### Problem description
Output the records. Match them exactly.

### Supplied material
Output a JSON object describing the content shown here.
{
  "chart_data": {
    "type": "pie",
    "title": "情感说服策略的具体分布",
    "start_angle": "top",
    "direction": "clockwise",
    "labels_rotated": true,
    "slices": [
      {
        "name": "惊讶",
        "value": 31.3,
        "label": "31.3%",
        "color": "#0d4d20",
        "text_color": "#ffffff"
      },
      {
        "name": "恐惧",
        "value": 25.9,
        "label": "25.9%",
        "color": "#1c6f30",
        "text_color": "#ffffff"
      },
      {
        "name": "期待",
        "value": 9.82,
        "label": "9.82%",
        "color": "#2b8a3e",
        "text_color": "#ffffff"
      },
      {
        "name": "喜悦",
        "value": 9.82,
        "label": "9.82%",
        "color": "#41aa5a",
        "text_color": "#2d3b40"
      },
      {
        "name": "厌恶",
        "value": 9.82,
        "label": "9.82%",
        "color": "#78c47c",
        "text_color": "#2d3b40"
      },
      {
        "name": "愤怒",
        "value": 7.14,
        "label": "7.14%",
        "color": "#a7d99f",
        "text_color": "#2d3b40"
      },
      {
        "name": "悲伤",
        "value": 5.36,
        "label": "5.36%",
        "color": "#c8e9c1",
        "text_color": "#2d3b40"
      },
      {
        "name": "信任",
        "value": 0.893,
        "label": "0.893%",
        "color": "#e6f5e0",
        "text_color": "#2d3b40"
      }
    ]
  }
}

### Result of the exercise
Output a JSON object describing the content shown here.
{
  "chart_data": {
    "type": "pie",
    "title": "情感说服策略的具体分布",
    "start_angle": "top",
    "direction": "clockwise",
    "labels_rotated": true,
    "slices": [
      {
        "name": "惊讶",
        "value": 31.3,
        "label": "31.3%",
        "color": "#0d4d20",
        "text_color": "#ffffff"
      },
      {
        "name": "恐惧",
        "value": 25.9,
        "label": "25.9%",
        "color": "#1c6f30",
        "text_color": "#ffffff"
      },
      {
        "name": "期待",
        "value": 9.82,
        "label": "9.82%",
        "color": "#2b8a3e",
        "text_color": "#ffffff"
      },
      {
        "name": "喜悦",
        "value": 9.82,
        "label": "9.82%",
        "color": "#41aa5a",
        "text_color": "#2d3b40"
      },
      {
        "name": "厌恶",
        "value": 9.82,
        "label": "9.82%",
        "color": "#78c47c",
        "text_color": "#2d3b40"
      },
      {
        "name": "愤怒",
        "value": 7.14,
        "label": "7.14%",
        "color": "#a7d99f",
        "text_color": "#2d3b40"
      },
      {
        "name": "悲伤",
        "value": 5.36,
        "label": "5.36%",
        "color": "#c8e9c1",
        "text_color": "#2d3b40"
      },
      {
        "name": "信任",
        "value": 0.893,
        "label": "0.893%",
        "color": "#e6f5e0",
        "text_color": "#2d3b40"
      }
    ]
  }
}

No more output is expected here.